Records about charts and figures
_ _ _ _

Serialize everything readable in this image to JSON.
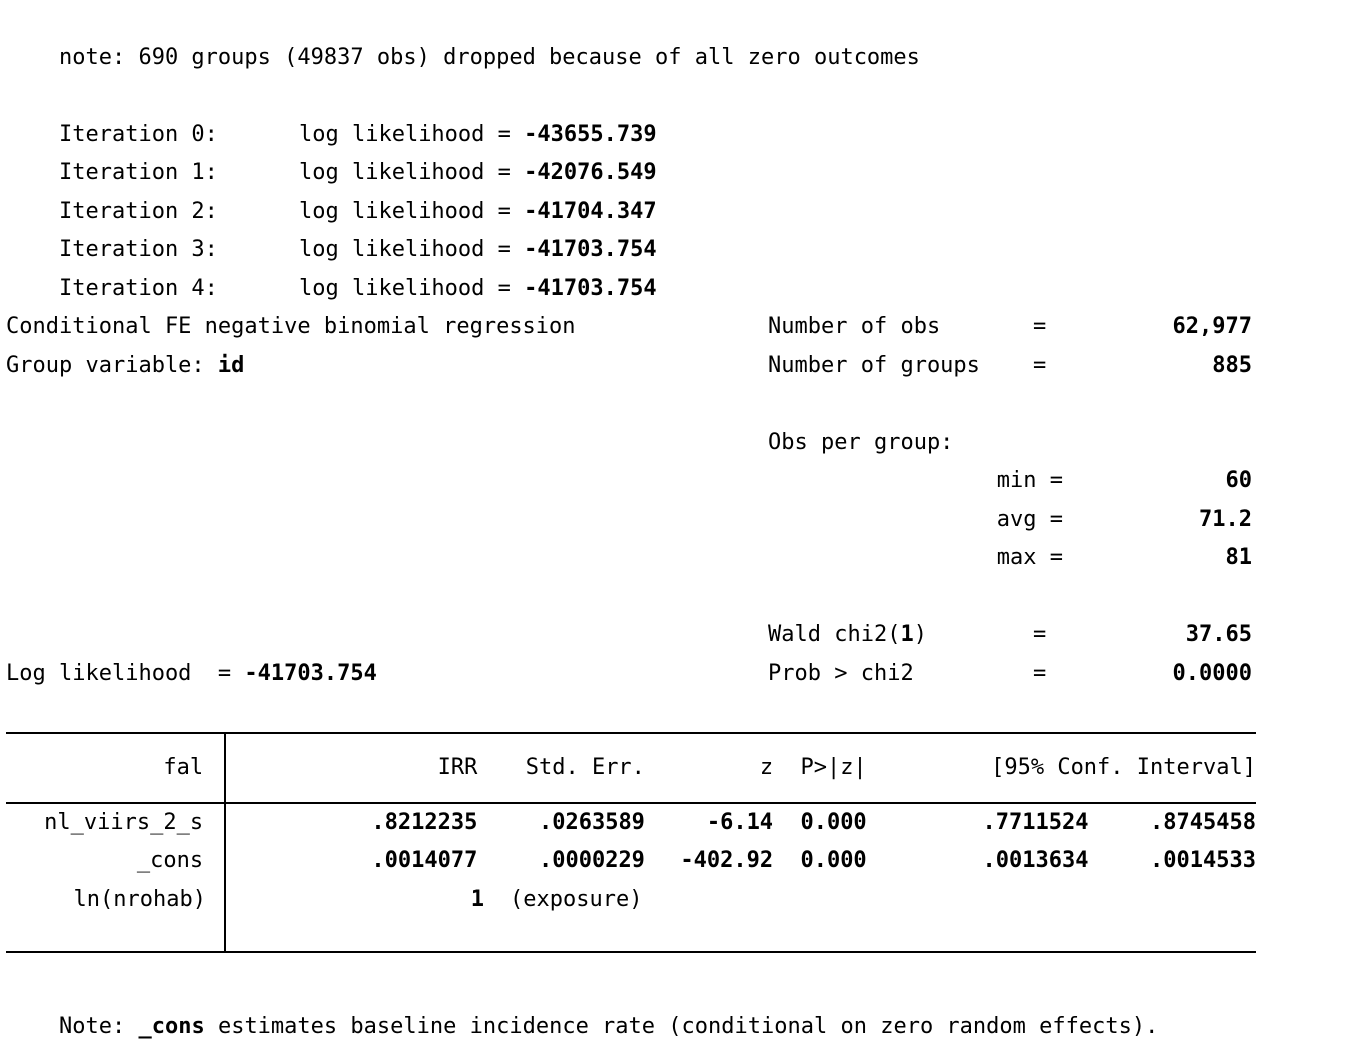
{
  "pre_note": "note: 690 groups (49837 obs) dropped because of all zero outcomes",
  "iterations": [
    {
      "label": "Iteration 0:",
      "prefix": "log likelihood = ",
      "value": "-43655.739"
    },
    {
      "label": "Iteration 1:",
      "prefix": "log likelihood = ",
      "value": "-42076.549"
    },
    {
      "label": "Iteration 2:",
      "prefix": "log likelihood = ",
      "value": "-41704.347"
    },
    {
      "label": "Iteration 3:",
      "prefix": "log likelihood = ",
      "value": "-41703.754"
    },
    {
      "label": "Iteration 4:",
      "prefix": "log likelihood = ",
      "value": "-41703.754"
    }
  ],
  "model": {
    "title": "Conditional FE negative binomial regression",
    "group_variable_label": "Group variable: ",
    "group_variable": "id",
    "log_likelihood_prefix": "Log likelihood  = ",
    "log_likelihood_value": "-41703.754"
  },
  "stats": {
    "number_of_obs": {
      "label": "Number of obs",
      "eq": "=",
      "value": "62,977"
    },
    "number_of_groups": {
      "label": "Number of groups",
      "eq": "=",
      "value": "885"
    },
    "obs_per_group_label": "Obs per group:",
    "min": {
      "label": "min =",
      "value": "60"
    },
    "avg": {
      "label": "avg =",
      "value": "71.2"
    },
    "max": {
      "label": "max =",
      "value": "81"
    },
    "wald": {
      "label_pre": "Wald chi2(",
      "df": "1",
      "label_post": ")",
      "eq": "=",
      "value": "37.65"
    },
    "prob": {
      "label": "Prob > chi2",
      "eq": "=",
      "value": "0.0000"
    }
  },
  "table": {
    "headers": {
      "depvar": "fal",
      "irr": "IRR",
      "std_err": "Std. Err.",
      "z": "z",
      "p": "P>|z|",
      "ci": "[95% Conf. Interval]"
    },
    "rows": [
      {
        "var": "nl_viirs_2_s",
        "irr": ".8212235",
        "std_err": ".0263589",
        "z": "-6.14",
        "p": "0.000",
        "ci_low": ".7711524",
        "ci_high": ".8745458"
      },
      {
        "var": "_cons",
        "irr": ".0014077",
        "std_err": ".0000229",
        "z": "-402.92",
        "p": "0.000",
        "ci_low": ".0013634",
        "ci_high": ".0014533"
      },
      {
        "var": "ln(nrohab)",
        "irr": "1",
        "note": "(exposure)"
      }
    ]
  },
  "footnote": {
    "pre": "Note: ",
    "bold": "_cons",
    "post": " estimates baseline incidence rate (conditional on zero random effects)."
  }
}
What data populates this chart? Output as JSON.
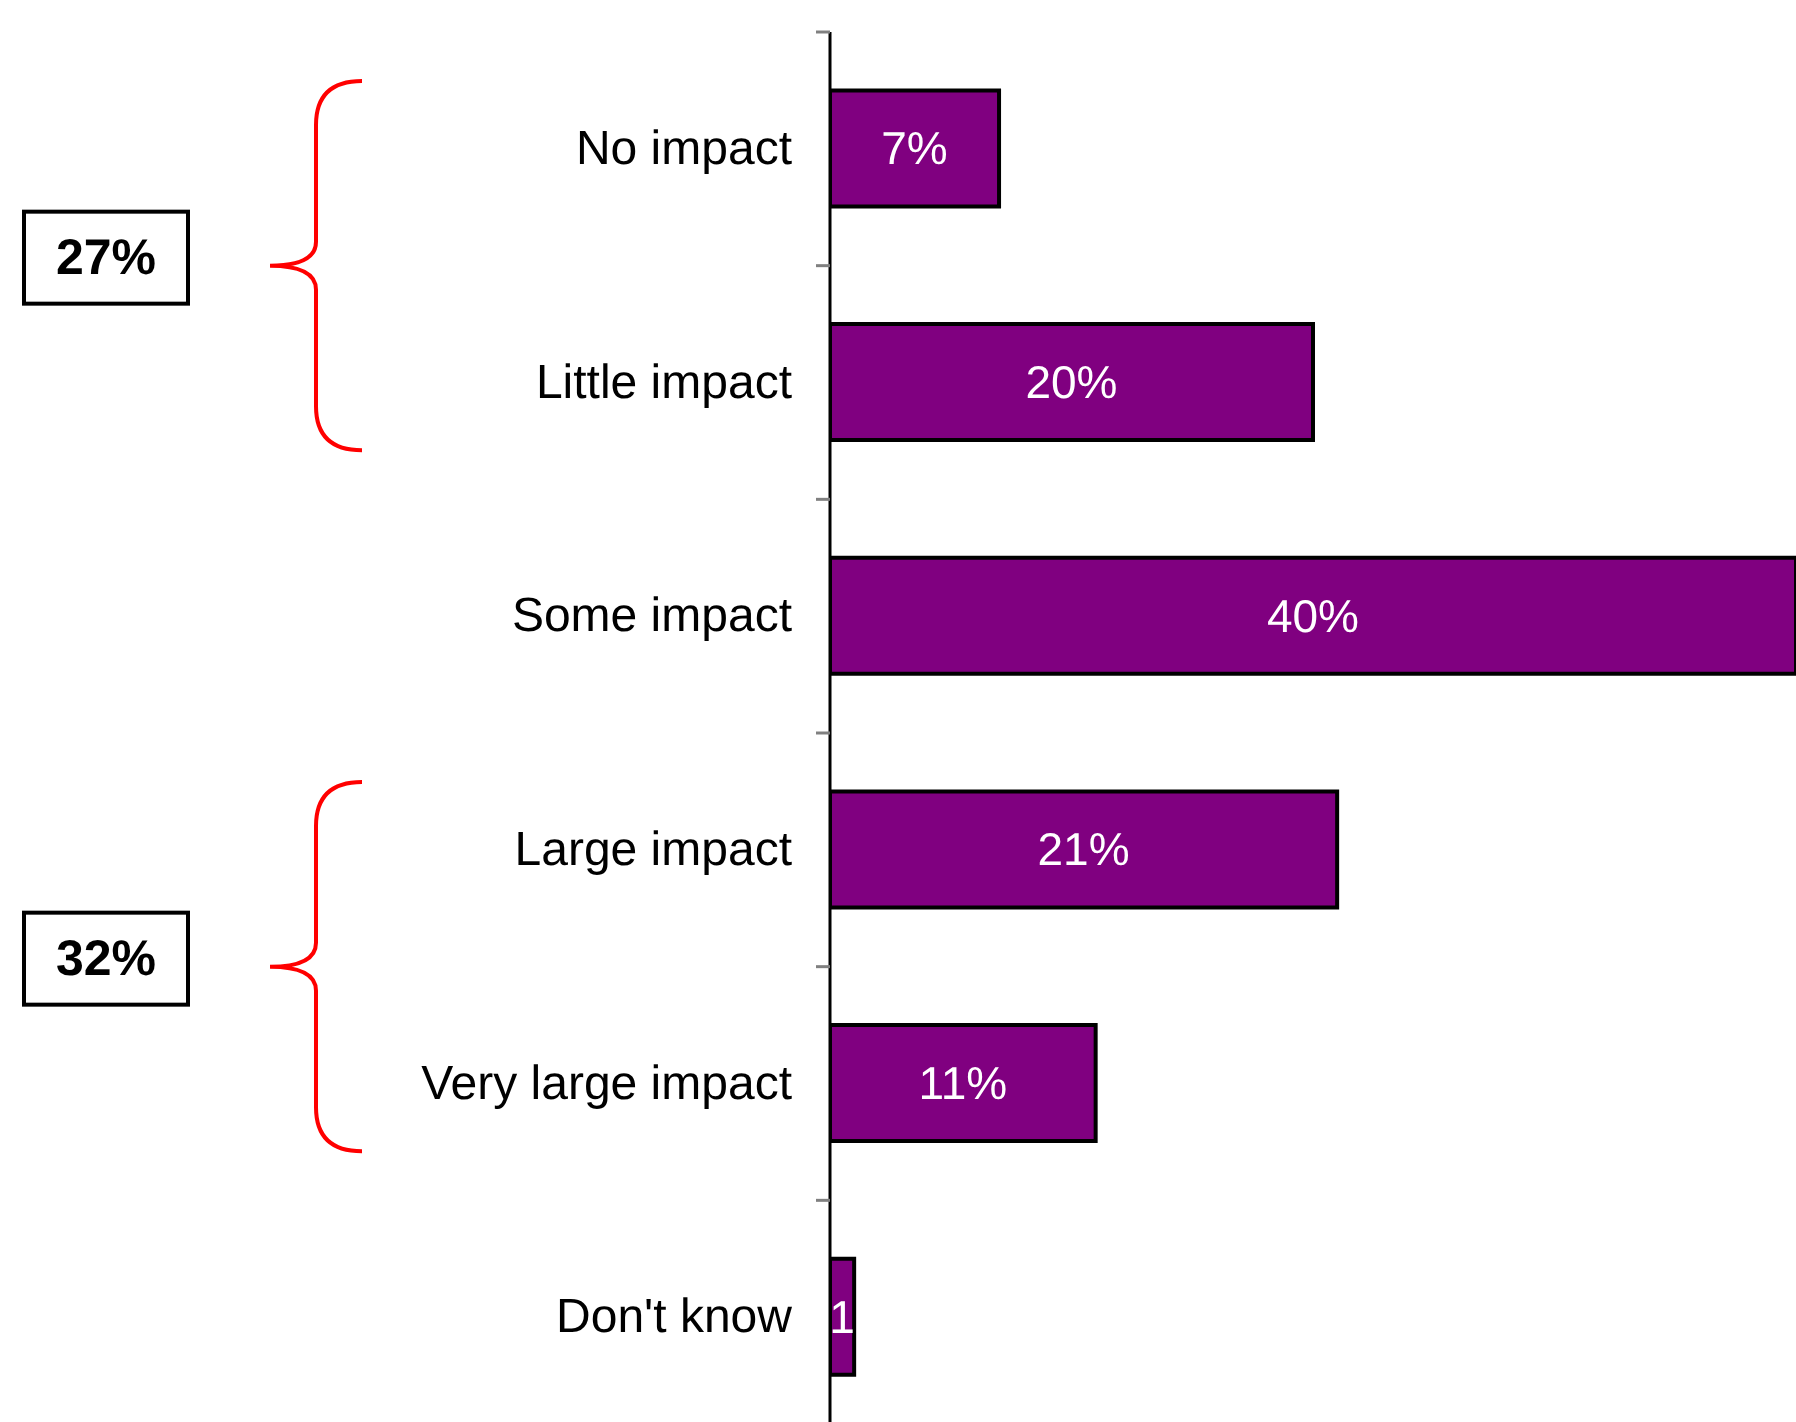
{
  "chart_data": {
    "type": "bar",
    "orientation": "horizontal",
    "categories": [
      "No impact",
      "Little impact",
      "Some impact",
      "Large impact",
      "Very large impact",
      "Don't know"
    ],
    "values": [
      7,
      20,
      40,
      21,
      11,
      1
    ],
    "color": "#800080",
    "value_labels": [
      "7%",
      "20%",
      "40%",
      "21%",
      "11%",
      "1"
    ],
    "annotations": [
      "27%",
      "32%"
    ]
  }
}
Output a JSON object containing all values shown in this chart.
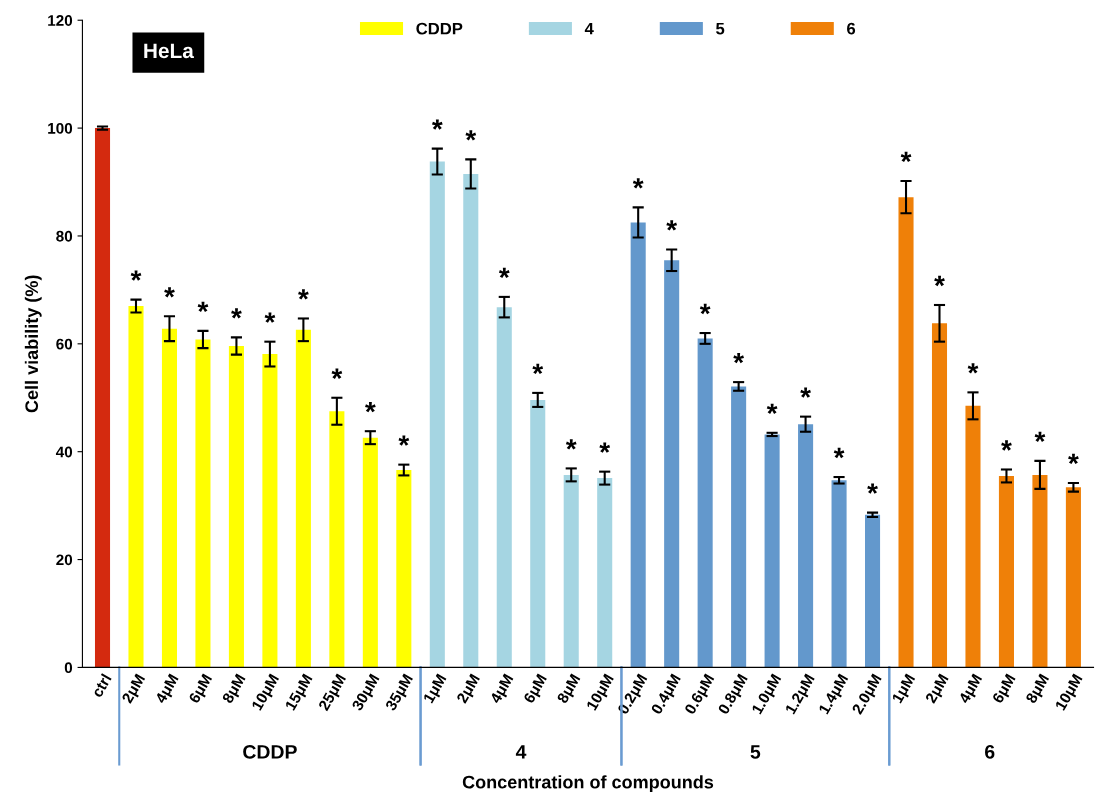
{
  "chart_data": {
    "type": "bar",
    "xlabel": "Concentration of compounds",
    "ylabel": "Cell viability (%)",
    "categories": [
      "ctrl",
      "2μM",
      "4μM",
      "6μM",
      "8μM",
      "10μM",
      "15μM",
      "25μM",
      "30μM",
      "35μM",
      "1μM",
      "2μM",
      "4μM",
      "6μM",
      "8μM",
      "10μM",
      "0.2μM",
      "0.4μM",
      "0.6μM",
      "0.8μM",
      "1.0μM",
      "1.2μM",
      "1.4μM",
      "2.0μM",
      "1μM",
      "2μM",
      "4μM",
      "6μM",
      "8μM",
      "10μM"
    ],
    "series": [
      {
        "color": "#d42a0f",
        "values": [
          100,
          null,
          null,
          null,
          null,
          null,
          null,
          null,
          null,
          null,
          null,
          null,
          null,
          null,
          null,
          null,
          null,
          null,
          null,
          null,
          null,
          null,
          null,
          null,
          null,
          null,
          null,
          null,
          null,
          null
        ],
        "errors": [
          0.3,
          null,
          null,
          null,
          null,
          null,
          null,
          null,
          null,
          null,
          null,
          null,
          null,
          null,
          null,
          null,
          null,
          null,
          null,
          null,
          null,
          null,
          null,
          null,
          null,
          null,
          null,
          null,
          null,
          null
        ],
        "value_labels": [
          null,
          null,
          null,
          null,
          null,
          null,
          null,
          null,
          null,
          null,
          null,
          null,
          null,
          null,
          null,
          null,
          null,
          null,
          null,
          null,
          null,
          null,
          null,
          null,
          null,
          null,
          null,
          null,
          null,
          null
        ]
      },
      {
        "name": "CDDP",
        "color": "#ffff00",
        "values": [
          null,
          67,
          62.8,
          60.8,
          59.6,
          58.1,
          62.6,
          47.5,
          42.6,
          36.6,
          null,
          null,
          null,
          null,
          null,
          null,
          null,
          null,
          null,
          null,
          null,
          null,
          null,
          null,
          null,
          null,
          null,
          null,
          null,
          null
        ],
        "errors": [
          null,
          1.2,
          2.3,
          1.6,
          1.6,
          2.3,
          2.1,
          2.5,
          1.2,
          1.0,
          null,
          null,
          null,
          null,
          null,
          null,
          null,
          null,
          null,
          null,
          null,
          null,
          null,
          null,
          null,
          null,
          null,
          null,
          null,
          null
        ],
        "value_labels": [
          null,
          "*",
          "*",
          "*",
          "*",
          "*",
          "*",
          "*",
          "*",
          "*",
          null,
          null,
          null,
          null,
          null,
          null,
          null,
          null,
          null,
          null,
          null,
          null,
          null,
          null,
          null,
          null,
          null,
          null,
          null,
          null
        ]
      },
      {
        "name": "4",
        "color": "#a5d5e2",
        "values": [
          null,
          null,
          null,
          null,
          null,
          null,
          null,
          null,
          null,
          null,
          93.8,
          91.5,
          66.8,
          49.6,
          35.7,
          35.1,
          null,
          null,
          null,
          null,
          null,
          null,
          null,
          null,
          null,
          null,
          null,
          null,
          null,
          null
        ],
        "errors": [
          null,
          null,
          null,
          null,
          null,
          null,
          null,
          null,
          null,
          null,
          2.4,
          2.7,
          1.9,
          1.3,
          1.2,
          1.2,
          null,
          null,
          null,
          null,
          null,
          null,
          null,
          null,
          null,
          null,
          null,
          null,
          null,
          null
        ],
        "value_labels": [
          null,
          null,
          null,
          null,
          null,
          null,
          null,
          null,
          null,
          null,
          "*",
          "*",
          "*",
          "*",
          "*",
          "*",
          null,
          null,
          null,
          null,
          null,
          null,
          null,
          null,
          null,
          null,
          null,
          null,
          null,
          null
        ]
      },
      {
        "name": "5",
        "color": "#6398cc",
        "values": [
          null,
          null,
          null,
          null,
          null,
          null,
          null,
          null,
          null,
          null,
          null,
          null,
          null,
          null,
          null,
          null,
          82.5,
          75.5,
          61,
          52.1,
          43.2,
          45.1,
          34.7,
          28.3,
          null,
          null,
          null,
          null,
          null,
          null
        ],
        "errors": [
          null,
          null,
          null,
          null,
          null,
          null,
          null,
          null,
          null,
          null,
          null,
          null,
          null,
          null,
          null,
          null,
          2.8,
          2.0,
          1.0,
          0.8,
          0.3,
          1.4,
          0.6,
          0.4,
          null,
          null,
          null,
          null,
          null,
          null
        ],
        "value_labels": [
          null,
          null,
          null,
          null,
          null,
          null,
          null,
          null,
          null,
          null,
          null,
          null,
          null,
          null,
          null,
          null,
          "*",
          "*",
          "*",
          "*",
          "*",
          "*",
          "*",
          "*",
          null,
          null,
          null,
          null,
          null,
          null
        ]
      },
      {
        "name": "6",
        "color": "#ef8008",
        "values": [
          null,
          null,
          null,
          null,
          null,
          null,
          null,
          null,
          null,
          null,
          null,
          null,
          null,
          null,
          null,
          null,
          null,
          null,
          null,
          null,
          null,
          null,
          null,
          null,
          87.2,
          63.8,
          48.5,
          35.5,
          35.7,
          33.4
        ],
        "errors": [
          null,
          null,
          null,
          null,
          null,
          null,
          null,
          null,
          null,
          null,
          null,
          null,
          null,
          null,
          null,
          null,
          null,
          null,
          null,
          null,
          null,
          null,
          null,
          null,
          3.0,
          3.4,
          2.5,
          1.2,
          2.6,
          0.8
        ],
        "value_labels": [
          null,
          null,
          null,
          null,
          null,
          null,
          null,
          null,
          null,
          null,
          null,
          null,
          null,
          null,
          null,
          null,
          null,
          null,
          null,
          null,
          null,
          null,
          null,
          null,
          "*",
          "*",
          "*",
          "*",
          "*",
          "*"
        ]
      }
    ],
    "annotations": [
      "HeLa",
      "CDDP",
      "4",
      "5",
      "6"
    ],
    "ylim": [
      0,
      120
    ],
    "yticks": [
      0,
      20,
      40,
      60,
      80,
      100,
      120
    ],
    "grid": false,
    "legend": "top"
  }
}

_ _ _ _

§ Goal of the exercise
In the entries above, find each line with the string "JSON" and copy it.

§ Task result
Serialize everything readable in this image to JSON.
What data populates this chart? Output as JSON.
Output a JSON object containing all values shown in this chart.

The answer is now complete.